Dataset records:
+===+
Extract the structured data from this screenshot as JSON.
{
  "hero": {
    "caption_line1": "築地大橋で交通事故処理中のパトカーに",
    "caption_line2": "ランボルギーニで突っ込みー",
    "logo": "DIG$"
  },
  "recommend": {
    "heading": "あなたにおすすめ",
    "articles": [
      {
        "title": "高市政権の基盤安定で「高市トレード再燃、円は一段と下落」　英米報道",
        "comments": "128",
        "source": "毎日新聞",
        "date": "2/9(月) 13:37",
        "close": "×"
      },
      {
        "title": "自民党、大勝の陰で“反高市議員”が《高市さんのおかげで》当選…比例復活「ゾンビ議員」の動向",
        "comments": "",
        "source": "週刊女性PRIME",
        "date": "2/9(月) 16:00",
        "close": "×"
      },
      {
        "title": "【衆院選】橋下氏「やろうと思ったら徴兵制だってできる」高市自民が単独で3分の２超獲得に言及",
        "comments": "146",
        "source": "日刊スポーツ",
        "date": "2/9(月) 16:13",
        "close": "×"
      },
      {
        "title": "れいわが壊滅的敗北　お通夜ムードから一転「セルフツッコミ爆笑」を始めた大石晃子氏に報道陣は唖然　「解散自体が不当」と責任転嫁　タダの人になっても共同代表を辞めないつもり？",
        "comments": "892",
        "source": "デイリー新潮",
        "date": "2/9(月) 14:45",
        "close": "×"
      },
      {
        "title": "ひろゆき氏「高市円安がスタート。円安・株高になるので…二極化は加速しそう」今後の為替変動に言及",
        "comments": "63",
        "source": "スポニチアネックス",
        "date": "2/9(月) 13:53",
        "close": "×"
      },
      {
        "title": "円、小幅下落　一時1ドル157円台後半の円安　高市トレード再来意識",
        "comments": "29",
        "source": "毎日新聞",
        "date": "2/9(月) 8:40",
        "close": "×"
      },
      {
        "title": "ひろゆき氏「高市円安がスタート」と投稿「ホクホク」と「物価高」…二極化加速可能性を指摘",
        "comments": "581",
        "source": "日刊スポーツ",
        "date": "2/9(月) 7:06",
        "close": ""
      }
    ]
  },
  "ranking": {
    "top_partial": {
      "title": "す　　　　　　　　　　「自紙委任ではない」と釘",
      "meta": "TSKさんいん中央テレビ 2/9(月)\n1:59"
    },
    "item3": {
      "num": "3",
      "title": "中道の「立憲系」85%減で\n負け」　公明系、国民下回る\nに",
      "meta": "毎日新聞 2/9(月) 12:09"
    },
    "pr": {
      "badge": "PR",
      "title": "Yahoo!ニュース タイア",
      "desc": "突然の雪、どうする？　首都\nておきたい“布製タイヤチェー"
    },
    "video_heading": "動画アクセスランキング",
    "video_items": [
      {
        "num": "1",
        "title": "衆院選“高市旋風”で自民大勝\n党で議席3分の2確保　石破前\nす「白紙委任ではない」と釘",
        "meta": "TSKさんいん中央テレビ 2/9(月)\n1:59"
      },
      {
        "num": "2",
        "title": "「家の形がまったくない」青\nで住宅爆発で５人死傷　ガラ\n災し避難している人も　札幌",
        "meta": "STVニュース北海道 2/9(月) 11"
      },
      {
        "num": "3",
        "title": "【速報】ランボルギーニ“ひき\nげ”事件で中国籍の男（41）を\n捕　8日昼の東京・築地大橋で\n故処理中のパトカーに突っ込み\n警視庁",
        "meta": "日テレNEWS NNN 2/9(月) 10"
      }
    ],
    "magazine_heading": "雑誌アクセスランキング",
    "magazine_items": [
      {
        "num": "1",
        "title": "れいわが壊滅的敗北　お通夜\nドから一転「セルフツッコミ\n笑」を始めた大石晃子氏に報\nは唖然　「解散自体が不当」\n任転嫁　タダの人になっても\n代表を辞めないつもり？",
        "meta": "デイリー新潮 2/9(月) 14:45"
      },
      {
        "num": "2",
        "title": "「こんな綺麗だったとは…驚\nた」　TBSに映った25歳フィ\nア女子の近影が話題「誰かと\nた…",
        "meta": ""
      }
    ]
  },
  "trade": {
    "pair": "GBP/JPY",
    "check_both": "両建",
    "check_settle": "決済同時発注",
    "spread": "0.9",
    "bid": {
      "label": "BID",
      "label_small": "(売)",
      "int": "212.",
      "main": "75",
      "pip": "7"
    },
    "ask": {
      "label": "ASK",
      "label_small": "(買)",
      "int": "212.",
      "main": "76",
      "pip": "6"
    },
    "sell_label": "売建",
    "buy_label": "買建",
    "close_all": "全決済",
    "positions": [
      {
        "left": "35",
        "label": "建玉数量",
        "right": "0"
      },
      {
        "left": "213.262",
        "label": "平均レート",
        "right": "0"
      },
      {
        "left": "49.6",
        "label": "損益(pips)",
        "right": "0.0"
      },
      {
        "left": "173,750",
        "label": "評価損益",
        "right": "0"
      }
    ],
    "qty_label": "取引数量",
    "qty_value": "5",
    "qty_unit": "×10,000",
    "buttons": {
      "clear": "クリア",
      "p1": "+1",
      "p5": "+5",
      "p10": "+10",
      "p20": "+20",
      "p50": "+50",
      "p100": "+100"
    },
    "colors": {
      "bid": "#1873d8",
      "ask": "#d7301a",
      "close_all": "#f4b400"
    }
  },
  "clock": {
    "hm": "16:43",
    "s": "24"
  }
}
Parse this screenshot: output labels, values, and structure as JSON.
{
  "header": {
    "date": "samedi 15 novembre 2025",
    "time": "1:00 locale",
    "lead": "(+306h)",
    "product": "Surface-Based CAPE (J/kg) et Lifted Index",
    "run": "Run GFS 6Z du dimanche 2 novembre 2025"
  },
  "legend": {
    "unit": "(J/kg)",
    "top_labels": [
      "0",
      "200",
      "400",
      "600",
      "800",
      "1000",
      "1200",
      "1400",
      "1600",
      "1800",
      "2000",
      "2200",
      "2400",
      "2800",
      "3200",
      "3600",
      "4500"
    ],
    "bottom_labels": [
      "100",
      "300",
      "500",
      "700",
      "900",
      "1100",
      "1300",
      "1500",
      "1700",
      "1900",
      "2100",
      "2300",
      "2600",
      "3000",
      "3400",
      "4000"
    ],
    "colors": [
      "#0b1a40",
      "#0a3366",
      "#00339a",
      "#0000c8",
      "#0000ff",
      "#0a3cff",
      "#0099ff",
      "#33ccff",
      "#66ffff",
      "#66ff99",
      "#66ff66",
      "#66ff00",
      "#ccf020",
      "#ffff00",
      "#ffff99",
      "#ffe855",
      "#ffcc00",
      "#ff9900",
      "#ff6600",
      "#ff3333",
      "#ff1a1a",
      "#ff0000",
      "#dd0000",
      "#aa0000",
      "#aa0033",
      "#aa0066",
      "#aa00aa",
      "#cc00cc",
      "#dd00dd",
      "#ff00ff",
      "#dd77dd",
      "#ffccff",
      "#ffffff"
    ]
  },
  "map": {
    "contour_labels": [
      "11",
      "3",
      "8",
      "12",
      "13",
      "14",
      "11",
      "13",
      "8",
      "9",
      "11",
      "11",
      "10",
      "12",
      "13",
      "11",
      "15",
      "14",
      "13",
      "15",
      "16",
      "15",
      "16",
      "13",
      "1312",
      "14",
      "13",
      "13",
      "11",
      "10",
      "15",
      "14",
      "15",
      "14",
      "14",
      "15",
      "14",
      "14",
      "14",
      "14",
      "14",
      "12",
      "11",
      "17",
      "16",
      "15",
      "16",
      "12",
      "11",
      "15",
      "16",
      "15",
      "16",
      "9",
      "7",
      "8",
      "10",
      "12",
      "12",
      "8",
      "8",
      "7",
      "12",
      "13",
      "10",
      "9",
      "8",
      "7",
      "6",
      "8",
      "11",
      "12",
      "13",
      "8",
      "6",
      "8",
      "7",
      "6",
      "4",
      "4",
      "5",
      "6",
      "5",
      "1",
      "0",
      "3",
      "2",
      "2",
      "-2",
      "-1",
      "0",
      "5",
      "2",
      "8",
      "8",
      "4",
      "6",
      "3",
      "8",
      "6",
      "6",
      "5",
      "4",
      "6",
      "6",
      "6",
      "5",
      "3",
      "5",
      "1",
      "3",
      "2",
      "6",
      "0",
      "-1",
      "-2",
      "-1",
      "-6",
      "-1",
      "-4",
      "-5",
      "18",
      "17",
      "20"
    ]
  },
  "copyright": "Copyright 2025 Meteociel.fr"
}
+===+
**EXERCISE OBJECTIVE**. Pick out lines containing the word "れいわが壊滅的敗北", each one as written.

**TASK OUTPUT**.
        "title": "れいわが壊滅的敗北　お通夜ムードから一転「セルフツッコミ爆笑」を始めた大石晃子氏に報道陣は唖然　「解散自体が不当」と責任転嫁　タダの人になっても共同代表を辞めないつもり？",
        "title": "れいわが壊滅的敗北　お通夜\nドから一転「セルフツッコミ\n笑」を始めた大石晃子氏に報\nは唖然　「解散自体が不当」\n任転嫁　タダの人になっても\n代表を辞めないつもり？",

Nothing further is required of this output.